_Instructions to follow:_ Reproduce verbatim the final portion of the material below, from the line containing "What does this" through its last line, and nothing else.

[A block of data]
────────────────────
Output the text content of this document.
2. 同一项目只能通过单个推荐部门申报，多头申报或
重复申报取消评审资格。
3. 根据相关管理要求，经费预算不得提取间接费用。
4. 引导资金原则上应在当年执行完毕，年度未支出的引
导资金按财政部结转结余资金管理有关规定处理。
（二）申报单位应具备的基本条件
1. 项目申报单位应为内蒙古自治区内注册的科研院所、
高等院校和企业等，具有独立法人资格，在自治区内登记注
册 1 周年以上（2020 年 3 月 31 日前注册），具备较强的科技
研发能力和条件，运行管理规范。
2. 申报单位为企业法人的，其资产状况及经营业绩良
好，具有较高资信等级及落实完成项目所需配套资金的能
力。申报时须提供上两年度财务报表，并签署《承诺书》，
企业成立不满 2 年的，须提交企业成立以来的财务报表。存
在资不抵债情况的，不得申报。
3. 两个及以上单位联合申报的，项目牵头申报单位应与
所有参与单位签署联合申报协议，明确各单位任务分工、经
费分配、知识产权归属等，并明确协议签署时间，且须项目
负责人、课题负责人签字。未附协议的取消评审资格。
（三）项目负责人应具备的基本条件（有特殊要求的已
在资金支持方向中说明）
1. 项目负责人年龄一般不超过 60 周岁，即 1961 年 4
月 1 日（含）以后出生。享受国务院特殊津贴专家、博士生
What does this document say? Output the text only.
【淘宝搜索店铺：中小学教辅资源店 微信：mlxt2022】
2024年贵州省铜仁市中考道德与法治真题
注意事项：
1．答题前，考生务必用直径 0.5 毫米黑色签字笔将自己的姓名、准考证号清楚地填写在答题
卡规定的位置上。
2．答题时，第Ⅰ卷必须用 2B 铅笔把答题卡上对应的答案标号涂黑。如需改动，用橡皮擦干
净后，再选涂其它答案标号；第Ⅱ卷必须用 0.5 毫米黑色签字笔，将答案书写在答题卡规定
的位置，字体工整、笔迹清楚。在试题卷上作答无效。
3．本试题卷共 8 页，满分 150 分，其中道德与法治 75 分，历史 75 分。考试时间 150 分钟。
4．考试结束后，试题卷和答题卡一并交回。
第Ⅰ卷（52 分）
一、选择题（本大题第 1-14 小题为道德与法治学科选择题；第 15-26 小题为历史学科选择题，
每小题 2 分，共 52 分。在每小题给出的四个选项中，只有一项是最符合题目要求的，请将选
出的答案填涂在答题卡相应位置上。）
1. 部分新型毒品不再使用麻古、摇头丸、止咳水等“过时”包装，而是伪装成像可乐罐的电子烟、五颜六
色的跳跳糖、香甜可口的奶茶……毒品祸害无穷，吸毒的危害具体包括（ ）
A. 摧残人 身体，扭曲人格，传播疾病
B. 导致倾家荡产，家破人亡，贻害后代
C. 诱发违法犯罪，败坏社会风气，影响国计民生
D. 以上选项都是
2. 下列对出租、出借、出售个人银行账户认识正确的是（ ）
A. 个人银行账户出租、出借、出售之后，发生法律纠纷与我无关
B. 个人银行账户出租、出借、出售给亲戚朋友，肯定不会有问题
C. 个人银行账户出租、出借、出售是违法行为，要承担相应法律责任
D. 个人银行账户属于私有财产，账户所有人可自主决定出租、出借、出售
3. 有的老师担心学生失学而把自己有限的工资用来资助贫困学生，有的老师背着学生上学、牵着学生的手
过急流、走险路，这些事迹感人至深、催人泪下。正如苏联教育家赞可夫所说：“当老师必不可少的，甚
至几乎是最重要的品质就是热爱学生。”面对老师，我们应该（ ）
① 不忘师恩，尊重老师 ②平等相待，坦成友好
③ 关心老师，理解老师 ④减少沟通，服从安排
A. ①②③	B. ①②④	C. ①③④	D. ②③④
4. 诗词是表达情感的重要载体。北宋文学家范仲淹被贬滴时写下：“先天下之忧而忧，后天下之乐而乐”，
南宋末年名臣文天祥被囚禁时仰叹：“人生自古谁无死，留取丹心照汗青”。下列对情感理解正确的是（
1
────────────────────
_Reply:_
What does this document say? Output the text only.
【淘宝搜索店铺：中小学教辅资源店 微信：mlxt2022】
2024年贵州省铜仁市中考道德与法治真题
注意事项：
1．答题前，考生务必用直径 0.5 毫米黑色签字笔将自己的姓名、准考证号清楚地填写在答题
卡规定的位置上。
2．答题时，第Ⅰ卷必须用 2B 铅笔把答题卡上对应的答案标号涂黑。如需改动，用橡皮擦干
净后，再选涂其它答案标号；第Ⅱ卷必须用 0.5 毫米黑色签字笔，将答案书写在答题卡规定
的位置，字体工整、笔迹清楚。在试题卷上作答无效。
3．本试题卷共 8 页，满分 150 分，其中道德与法治 75 分，历史 75 分。考试时间 150 分钟。
4．考试结束后，试题卷和答题卡一并交回。
第Ⅰ卷（52 分）
一、选择题（本大题第 1-14 小题为道德与法治学科选择题；第 15-26 小题为历史学科选择题，
每小题 2 分，共 52 分。在每小题给出的四个选项中，只有一项是最符合题目要求的，请将选
出的答案填涂在答题卡相应位置上。）
1. 部分新型毒品不再使用麻古、摇头丸、止咳水等“过时”包装，而是伪装成像可乐罐的电子烟、五颜六
色的跳跳糖、香甜可口的奶茶……毒品祸害无穷，吸毒的危害具体包括（ ）
A. 摧残人 身体，扭曲人格，传播疾病
B. 导致倾家荡产，家破人亡，贻害后代
C. 诱发违法犯罪，败坏社会风气，影响国计民生
D. 以上选项都是
2. 下列对出租、出借、出售个人银行账户认识正确的是（ ）
A. 个人银行账户出租、出借、出售之后，发生法律纠纷与我无关
B. 个人银行账户出租、出借、出售给亲戚朋友，肯定不会有问题
C. 个人银行账户出租、出借、出售是违法行为，要承担相应法律责任
D. 个人银行账户属于私有财产，账户所有人可自主决定出租、出借、出售
3. 有的老师担心学生失学而把自己有限的工资用来资助贫困学生，有的老师背着学生上学、牵着学生的手
过急流、走险路，这些事迹感人至深、催人泪下。正如苏联教育家赞可夫所说：“当老师必不可少的，甚
至几乎是最重要的品质就是热爱学生。”面对老师，我们应该（ ）
① 不忘师恩，尊重老师 ②平等相待，坦成友好
③ 关心老师，理解老师 ④减少沟通，服从安排
A. ①②③	B. ①②④	C. ①③④	D. ②③④
4. 诗词是表达情感的重要载体。北宋文学家范仲淹被贬滴时写下：“先天下之忧而忧，后天下之乐而乐”，
南宋末年名臣文天祥被囚禁时仰叹：“人生自古谁无死，留取丹心照汗青”。下列对情感理解正确的是（
1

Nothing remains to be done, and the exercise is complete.